---------- SUPPLIED MATERIAL ----------
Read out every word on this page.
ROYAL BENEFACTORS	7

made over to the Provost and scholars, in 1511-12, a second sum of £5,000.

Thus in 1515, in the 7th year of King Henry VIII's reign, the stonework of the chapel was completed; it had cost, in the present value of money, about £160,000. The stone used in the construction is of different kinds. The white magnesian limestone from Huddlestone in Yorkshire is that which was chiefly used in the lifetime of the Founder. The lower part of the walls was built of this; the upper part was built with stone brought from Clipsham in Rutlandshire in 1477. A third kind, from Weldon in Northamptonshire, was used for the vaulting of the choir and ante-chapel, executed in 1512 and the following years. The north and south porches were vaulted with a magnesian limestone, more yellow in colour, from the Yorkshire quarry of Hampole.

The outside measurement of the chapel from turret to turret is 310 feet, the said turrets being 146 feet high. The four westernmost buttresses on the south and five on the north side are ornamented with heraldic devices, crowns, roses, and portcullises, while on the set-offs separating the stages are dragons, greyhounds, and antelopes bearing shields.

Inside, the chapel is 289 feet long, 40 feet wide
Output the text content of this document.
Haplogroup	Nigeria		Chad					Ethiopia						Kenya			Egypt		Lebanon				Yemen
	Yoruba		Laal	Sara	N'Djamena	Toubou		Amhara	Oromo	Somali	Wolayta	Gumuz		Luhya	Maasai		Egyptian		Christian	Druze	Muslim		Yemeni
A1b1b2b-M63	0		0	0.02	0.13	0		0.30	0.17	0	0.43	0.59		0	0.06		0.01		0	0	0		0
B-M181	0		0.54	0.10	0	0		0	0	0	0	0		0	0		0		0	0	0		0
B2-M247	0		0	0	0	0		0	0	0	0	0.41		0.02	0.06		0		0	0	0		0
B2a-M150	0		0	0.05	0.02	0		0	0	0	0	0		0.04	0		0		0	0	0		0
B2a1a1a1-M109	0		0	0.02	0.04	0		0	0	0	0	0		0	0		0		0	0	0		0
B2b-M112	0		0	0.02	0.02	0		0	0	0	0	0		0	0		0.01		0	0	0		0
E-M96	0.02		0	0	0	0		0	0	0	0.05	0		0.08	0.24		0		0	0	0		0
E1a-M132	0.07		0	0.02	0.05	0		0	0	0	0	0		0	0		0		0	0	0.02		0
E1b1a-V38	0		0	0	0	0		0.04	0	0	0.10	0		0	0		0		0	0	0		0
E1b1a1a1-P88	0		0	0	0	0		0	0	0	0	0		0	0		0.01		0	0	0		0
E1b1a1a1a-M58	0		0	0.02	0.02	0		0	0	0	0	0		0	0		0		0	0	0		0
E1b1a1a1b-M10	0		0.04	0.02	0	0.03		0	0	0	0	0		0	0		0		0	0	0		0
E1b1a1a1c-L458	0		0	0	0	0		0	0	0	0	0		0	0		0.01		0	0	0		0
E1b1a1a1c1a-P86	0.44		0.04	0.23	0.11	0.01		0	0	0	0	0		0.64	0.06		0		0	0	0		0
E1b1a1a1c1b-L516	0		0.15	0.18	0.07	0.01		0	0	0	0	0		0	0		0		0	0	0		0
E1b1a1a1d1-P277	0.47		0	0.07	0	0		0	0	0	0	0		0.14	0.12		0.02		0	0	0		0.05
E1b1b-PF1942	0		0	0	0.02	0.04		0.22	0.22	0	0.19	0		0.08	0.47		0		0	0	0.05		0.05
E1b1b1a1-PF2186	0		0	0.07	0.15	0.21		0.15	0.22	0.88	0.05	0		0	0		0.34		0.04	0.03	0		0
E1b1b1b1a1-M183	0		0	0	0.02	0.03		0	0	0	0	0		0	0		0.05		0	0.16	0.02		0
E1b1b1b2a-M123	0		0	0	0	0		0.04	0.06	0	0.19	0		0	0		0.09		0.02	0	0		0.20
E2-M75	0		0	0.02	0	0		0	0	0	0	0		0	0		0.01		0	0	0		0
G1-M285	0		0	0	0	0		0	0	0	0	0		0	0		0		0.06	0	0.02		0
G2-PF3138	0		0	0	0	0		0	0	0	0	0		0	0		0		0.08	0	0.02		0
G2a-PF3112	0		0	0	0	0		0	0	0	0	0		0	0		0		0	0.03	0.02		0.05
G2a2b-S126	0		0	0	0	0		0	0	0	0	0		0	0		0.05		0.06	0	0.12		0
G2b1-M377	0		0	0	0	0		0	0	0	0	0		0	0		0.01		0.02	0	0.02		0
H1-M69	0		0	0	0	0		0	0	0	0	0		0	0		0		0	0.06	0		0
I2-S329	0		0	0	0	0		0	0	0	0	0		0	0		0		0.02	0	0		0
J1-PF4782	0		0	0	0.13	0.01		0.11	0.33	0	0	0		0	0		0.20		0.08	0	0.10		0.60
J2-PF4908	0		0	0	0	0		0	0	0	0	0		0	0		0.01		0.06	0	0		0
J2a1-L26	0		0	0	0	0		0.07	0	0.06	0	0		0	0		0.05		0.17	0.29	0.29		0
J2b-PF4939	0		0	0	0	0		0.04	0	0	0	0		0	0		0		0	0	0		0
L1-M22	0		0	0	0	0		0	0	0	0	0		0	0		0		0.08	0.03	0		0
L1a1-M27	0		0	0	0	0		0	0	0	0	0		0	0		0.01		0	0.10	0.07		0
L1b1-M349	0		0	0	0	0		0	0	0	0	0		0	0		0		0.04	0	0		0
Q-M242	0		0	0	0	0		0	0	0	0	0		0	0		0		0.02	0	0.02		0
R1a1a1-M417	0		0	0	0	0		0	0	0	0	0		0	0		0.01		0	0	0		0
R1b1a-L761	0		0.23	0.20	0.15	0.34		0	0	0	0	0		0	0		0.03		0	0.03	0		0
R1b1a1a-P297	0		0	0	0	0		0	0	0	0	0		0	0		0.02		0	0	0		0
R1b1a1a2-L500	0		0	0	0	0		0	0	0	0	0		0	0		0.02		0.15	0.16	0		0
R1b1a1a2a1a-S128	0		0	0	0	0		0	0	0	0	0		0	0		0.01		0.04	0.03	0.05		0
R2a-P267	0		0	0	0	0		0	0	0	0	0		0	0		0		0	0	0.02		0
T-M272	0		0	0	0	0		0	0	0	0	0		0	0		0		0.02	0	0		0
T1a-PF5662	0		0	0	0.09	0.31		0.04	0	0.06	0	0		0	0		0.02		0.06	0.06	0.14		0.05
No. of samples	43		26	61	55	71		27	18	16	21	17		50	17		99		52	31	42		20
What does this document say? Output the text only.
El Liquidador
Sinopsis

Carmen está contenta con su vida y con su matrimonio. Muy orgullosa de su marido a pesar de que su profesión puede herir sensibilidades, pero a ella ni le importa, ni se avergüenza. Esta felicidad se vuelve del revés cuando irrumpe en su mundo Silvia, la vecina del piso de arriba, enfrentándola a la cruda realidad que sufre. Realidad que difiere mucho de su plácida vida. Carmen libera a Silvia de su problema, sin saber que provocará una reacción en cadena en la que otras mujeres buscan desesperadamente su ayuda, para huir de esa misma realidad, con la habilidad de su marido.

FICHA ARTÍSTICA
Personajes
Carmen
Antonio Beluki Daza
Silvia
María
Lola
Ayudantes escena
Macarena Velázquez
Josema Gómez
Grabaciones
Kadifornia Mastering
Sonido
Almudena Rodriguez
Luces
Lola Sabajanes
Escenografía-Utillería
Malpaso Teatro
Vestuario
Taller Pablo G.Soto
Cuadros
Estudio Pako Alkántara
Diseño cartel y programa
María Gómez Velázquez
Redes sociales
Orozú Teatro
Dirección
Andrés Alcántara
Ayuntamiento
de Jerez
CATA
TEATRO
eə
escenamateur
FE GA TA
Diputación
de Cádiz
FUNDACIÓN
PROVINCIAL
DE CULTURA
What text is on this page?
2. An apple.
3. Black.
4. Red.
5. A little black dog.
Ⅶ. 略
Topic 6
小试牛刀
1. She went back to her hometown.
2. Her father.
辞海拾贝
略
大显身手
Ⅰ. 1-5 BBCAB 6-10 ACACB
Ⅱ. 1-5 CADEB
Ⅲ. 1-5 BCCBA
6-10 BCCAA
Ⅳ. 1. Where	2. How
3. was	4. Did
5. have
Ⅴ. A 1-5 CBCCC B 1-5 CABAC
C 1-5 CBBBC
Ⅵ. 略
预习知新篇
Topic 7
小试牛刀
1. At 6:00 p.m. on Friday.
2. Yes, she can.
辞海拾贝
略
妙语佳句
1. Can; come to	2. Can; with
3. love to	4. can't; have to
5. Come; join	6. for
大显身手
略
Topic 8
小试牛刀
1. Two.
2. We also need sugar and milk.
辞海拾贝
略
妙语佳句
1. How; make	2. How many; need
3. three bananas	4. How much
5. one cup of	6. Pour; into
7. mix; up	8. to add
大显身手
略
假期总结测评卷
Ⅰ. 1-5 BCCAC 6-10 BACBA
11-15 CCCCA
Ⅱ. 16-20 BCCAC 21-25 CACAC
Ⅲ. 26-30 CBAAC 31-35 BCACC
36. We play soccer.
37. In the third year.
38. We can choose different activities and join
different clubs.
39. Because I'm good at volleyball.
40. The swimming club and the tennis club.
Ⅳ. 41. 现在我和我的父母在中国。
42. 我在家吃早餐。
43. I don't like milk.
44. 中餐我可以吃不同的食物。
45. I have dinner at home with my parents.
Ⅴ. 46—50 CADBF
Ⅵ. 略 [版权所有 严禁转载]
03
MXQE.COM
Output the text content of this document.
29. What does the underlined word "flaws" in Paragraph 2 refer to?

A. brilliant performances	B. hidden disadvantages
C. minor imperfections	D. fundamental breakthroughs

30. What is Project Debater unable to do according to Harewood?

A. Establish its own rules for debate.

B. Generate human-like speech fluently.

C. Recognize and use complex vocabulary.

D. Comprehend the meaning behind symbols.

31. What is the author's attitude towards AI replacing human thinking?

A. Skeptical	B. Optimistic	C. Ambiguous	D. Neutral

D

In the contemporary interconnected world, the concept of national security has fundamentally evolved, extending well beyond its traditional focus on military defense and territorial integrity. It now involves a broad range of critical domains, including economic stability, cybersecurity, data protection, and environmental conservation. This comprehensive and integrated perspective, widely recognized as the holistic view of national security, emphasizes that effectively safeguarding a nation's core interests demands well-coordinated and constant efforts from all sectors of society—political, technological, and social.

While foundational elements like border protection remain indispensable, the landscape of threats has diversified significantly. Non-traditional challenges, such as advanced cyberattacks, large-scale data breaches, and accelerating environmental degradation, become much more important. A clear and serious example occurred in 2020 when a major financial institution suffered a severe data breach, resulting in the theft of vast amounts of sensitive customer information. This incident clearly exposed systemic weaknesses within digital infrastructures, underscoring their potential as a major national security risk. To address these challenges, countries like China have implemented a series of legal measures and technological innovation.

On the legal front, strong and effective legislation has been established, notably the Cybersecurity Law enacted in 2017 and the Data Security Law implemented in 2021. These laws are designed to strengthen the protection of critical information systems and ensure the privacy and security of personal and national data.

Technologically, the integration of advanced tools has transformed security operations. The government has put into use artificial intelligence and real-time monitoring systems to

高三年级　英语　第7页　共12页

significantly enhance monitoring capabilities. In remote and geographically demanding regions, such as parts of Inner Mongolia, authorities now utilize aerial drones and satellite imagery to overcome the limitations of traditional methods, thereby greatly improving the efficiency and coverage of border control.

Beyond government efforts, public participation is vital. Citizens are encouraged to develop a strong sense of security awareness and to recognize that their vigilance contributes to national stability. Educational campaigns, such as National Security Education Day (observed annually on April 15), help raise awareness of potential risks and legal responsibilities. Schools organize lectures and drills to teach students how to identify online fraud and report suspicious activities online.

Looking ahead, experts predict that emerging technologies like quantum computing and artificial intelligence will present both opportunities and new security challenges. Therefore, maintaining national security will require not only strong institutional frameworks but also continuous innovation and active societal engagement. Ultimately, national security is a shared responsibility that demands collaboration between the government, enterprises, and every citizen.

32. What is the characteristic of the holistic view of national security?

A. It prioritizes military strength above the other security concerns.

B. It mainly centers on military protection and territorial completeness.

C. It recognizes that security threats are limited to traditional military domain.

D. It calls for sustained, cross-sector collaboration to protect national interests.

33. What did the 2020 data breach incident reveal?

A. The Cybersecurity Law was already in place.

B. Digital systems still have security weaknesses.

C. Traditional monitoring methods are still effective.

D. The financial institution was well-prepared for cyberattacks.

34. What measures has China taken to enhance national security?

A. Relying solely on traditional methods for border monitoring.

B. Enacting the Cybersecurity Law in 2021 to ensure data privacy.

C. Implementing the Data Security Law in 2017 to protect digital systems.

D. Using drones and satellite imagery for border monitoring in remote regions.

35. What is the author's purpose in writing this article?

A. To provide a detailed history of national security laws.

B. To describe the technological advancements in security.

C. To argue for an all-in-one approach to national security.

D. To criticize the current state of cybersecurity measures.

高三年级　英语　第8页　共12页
----------
## EXERCISE OBJECTIVE
The word "does" may appear on some lines. Report how many lines hold it, giving the number alone.

## WRITTEN SOLUTION
2